- TASK TO CARRY OUT -
Select every line holding the word "lower" and copy it.

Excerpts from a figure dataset
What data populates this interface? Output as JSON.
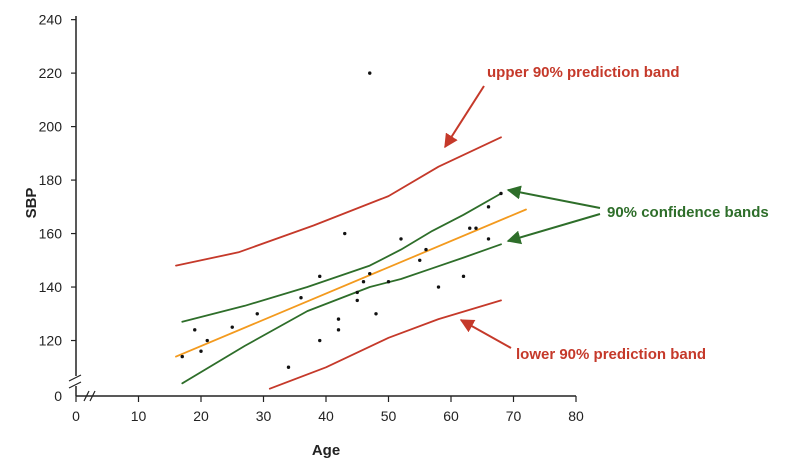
{
  "chart_data": {
    "type": "scatter",
    "title": "",
    "xlabel": "Age",
    "ylabel": "SBP",
    "xlim": [
      0,
      80
    ],
    "ylim": [
      0,
      240
    ],
    "axis_break": true,
    "grid": false,
    "legend": "none",
    "xticks": [
      "0",
      "10",
      "20",
      "30",
      "40",
      "50",
      "60",
      "70",
      "80"
    ],
    "yticks": [
      "0",
      "120",
      "140",
      "160",
      "180",
      "200",
      "220",
      "240"
    ],
    "points": [
      {
        "x": 17,
        "y": 114
      },
      {
        "x": 19,
        "y": 124
      },
      {
        "x": 20,
        "y": 116
      },
      {
        "x": 21,
        "y": 120
      },
      {
        "x": 25,
        "y": 125
      },
      {
        "x": 29,
        "y": 130
      },
      {
        "x": 34,
        "y": 110
      },
      {
        "x": 36,
        "y": 136
      },
      {
        "x": 39,
        "y": 120
      },
      {
        "x": 39,
        "y": 144
      },
      {
        "x": 42,
        "y": 124
      },
      {
        "x": 42,
        "y": 128
      },
      {
        "x": 43,
        "y": 160
      },
      {
        "x": 45,
        "y": 135
      },
      {
        "x": 45,
        "y": 138
      },
      {
        "x": 46,
        "y": 142
      },
      {
        "x": 47,
        "y": 145
      },
      {
        "x": 47,
        "y": 220
      },
      {
        "x": 48,
        "y": 130
      },
      {
        "x": 50,
        "y": 142
      },
      {
        "x": 52,
        "y": 158
      },
      {
        "x": 55,
        "y": 150
      },
      {
        "x": 56,
        "y": 154
      },
      {
        "x": 58,
        "y": 140
      },
      {
        "x": 62,
        "y": 144
      },
      {
        "x": 63,
        "y": 162
      },
      {
        "x": 64,
        "y": 162
      },
      {
        "x": 66,
        "y": 158
      },
      {
        "x": 66,
        "y": 170
      },
      {
        "x": 68,
        "y": 175
      }
    ],
    "series": [
      {
        "role": "fit",
        "color": "#F39A1E",
        "x": [
          16,
          72
        ],
        "y": [
          114,
          169
        ]
      },
      {
        "role": "upper-confidence",
        "color": "#2E6E2A",
        "x": [
          17,
          27,
          37,
          47,
          52,
          57,
          62,
          68
        ],
        "y": [
          127,
          133,
          140,
          148,
          154,
          161,
          167,
          175
        ]
      },
      {
        "role": "lower-confidence",
        "color": "#2E6E2A",
        "x": [
          17,
          27,
          37,
          47,
          52,
          57,
          62,
          68
        ],
        "y": [
          104,
          118,
          131,
          140,
          143,
          147,
          151,
          156
        ]
      },
      {
        "role": "upper-prediction",
        "color": "#C5392A",
        "x": [
          16,
          26,
          38,
          50,
          58,
          68
        ],
        "y": [
          148,
          153,
          163,
          174,
          185,
          196
        ]
      },
      {
        "role": "lower-prediction",
        "color": "#C5392A",
        "x": [
          31,
          40,
          50,
          58,
          68
        ],
        "y": [
          102,
          110,
          121,
          128,
          135
        ]
      }
    ],
    "annotations": [
      {
        "text": "upper 90% prediction band",
        "color": "#C5392A"
      },
      {
        "text": "90% confidence  bands",
        "color": "#2E6E2A"
      },
      {
        "text": "lower 90% prediction band",
        "color": "#C5392A"
      }
    ],
    "colors": {
      "points": "#111111",
      "axis": "#222222",
      "fit": "#F39A1E",
      "confidence": "#2E6E2A",
      "prediction": "#C5392A"
    }
  }
}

- SOLUTION -
        "role": "lower-confidence",
        "role": "lower-prediction",
        "text": "lower 90% prediction band",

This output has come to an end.